* [What is required] Scan the data for "links" and copy the lines it appears in.

* [Information given]
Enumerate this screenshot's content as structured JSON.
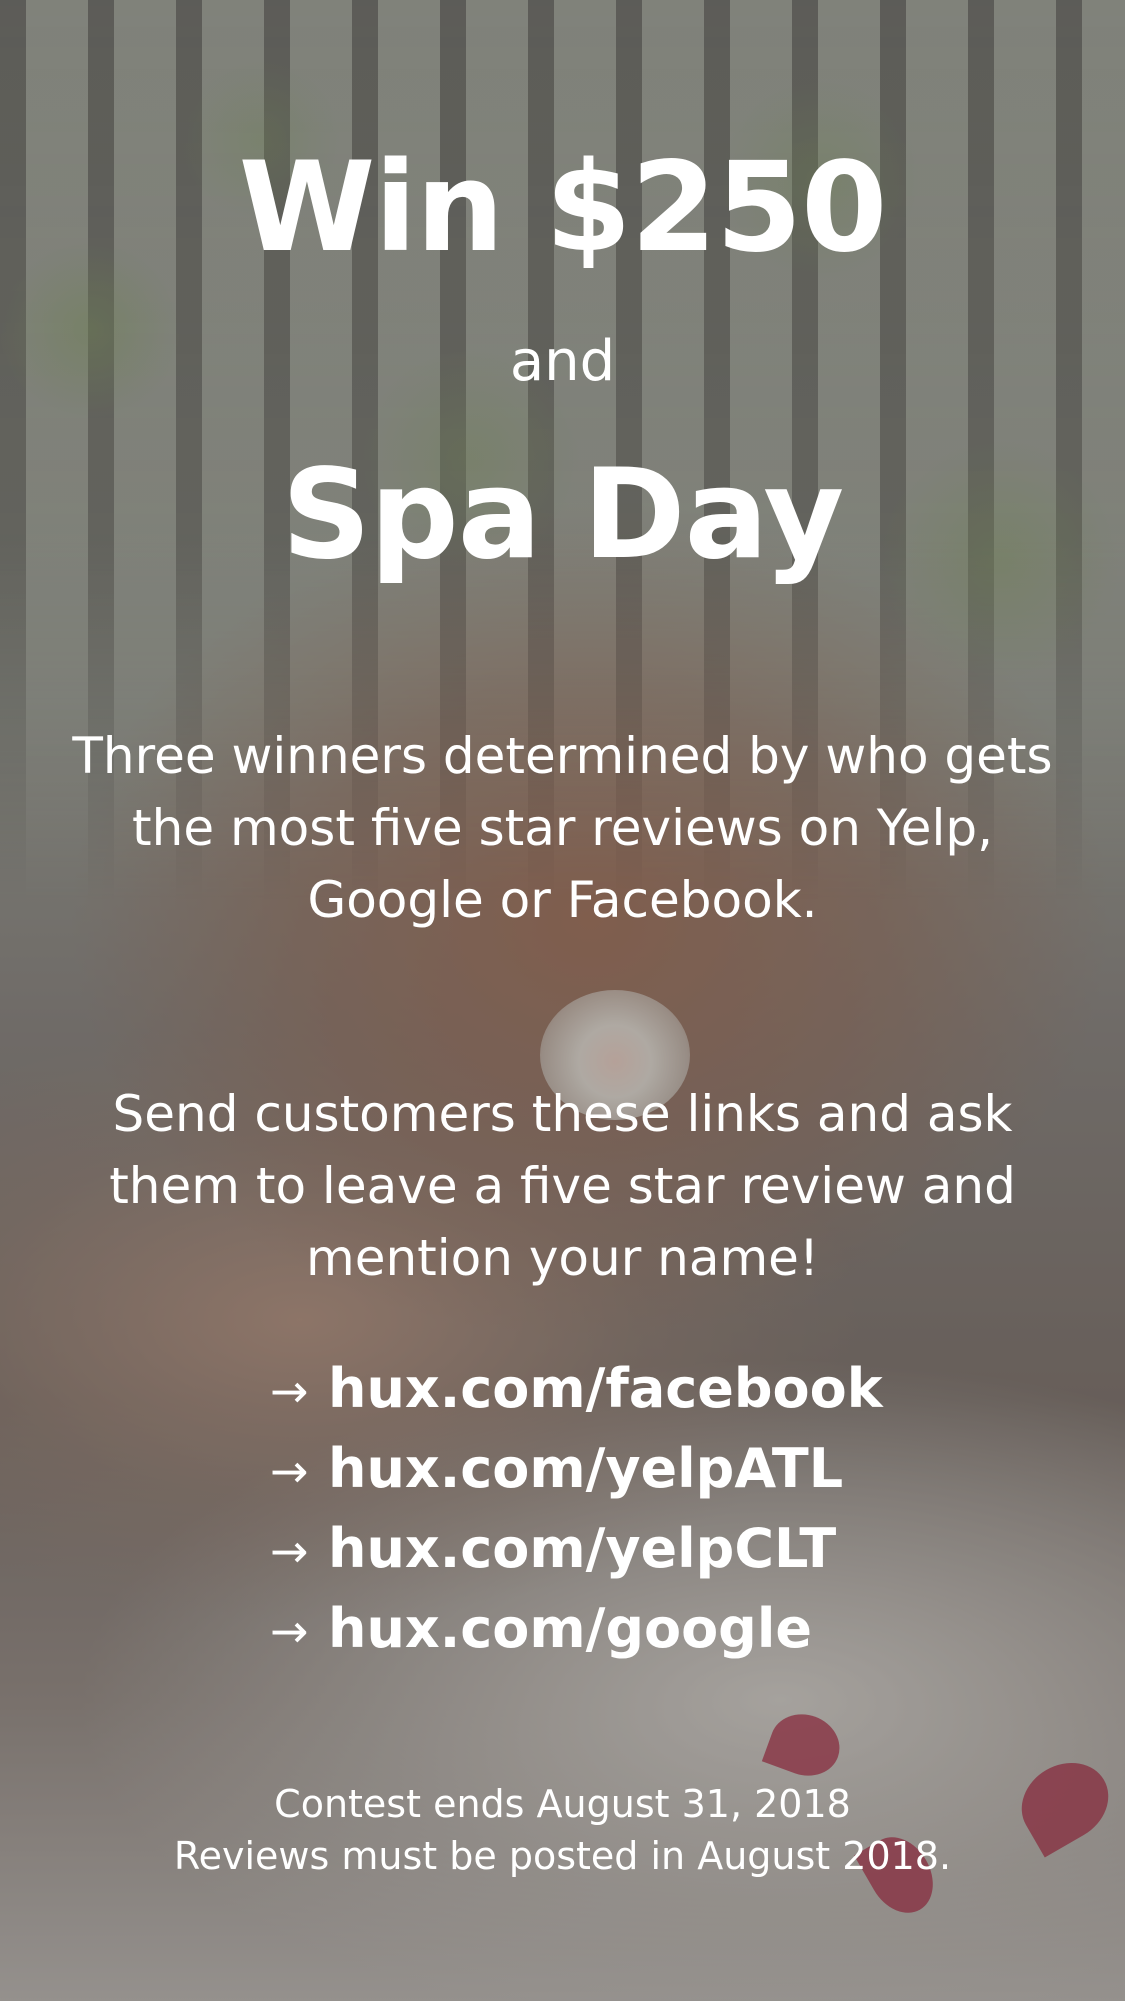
{
  "headline": {
    "prize": "Win $250",
    "connector": "and",
    "bonus": "Spa Day"
  },
  "description": "Three winners determined by who gets the most five star reviews on Yelp, Google or Facebook.",
  "instructions": "Send customers these links and ask them to leave a five star review and mention your name!",
  "links": [
    {
      "arrow": "→",
      "text": "hux.com/facebook"
    },
    {
      "arrow": "→",
      "text": "hux.com/yelpATL"
    },
    {
      "arrow": "→",
      "text": "hux.com/yelpCLT"
    },
    {
      "arrow": "→",
      "text": "hux.com/google"
    }
  ],
  "footer": {
    "line1": "Contest ends August 31, 2018",
    "line2": "Reviews must be posted in August 2018."
  },
  "colors": {
    "text": "#ffffff",
    "overlay": "#5a5855"
  }
}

* [Response for this exercise]
  "instructions": "Send customers these links and ask them to leave a five star review and mention your name!",
  "links": [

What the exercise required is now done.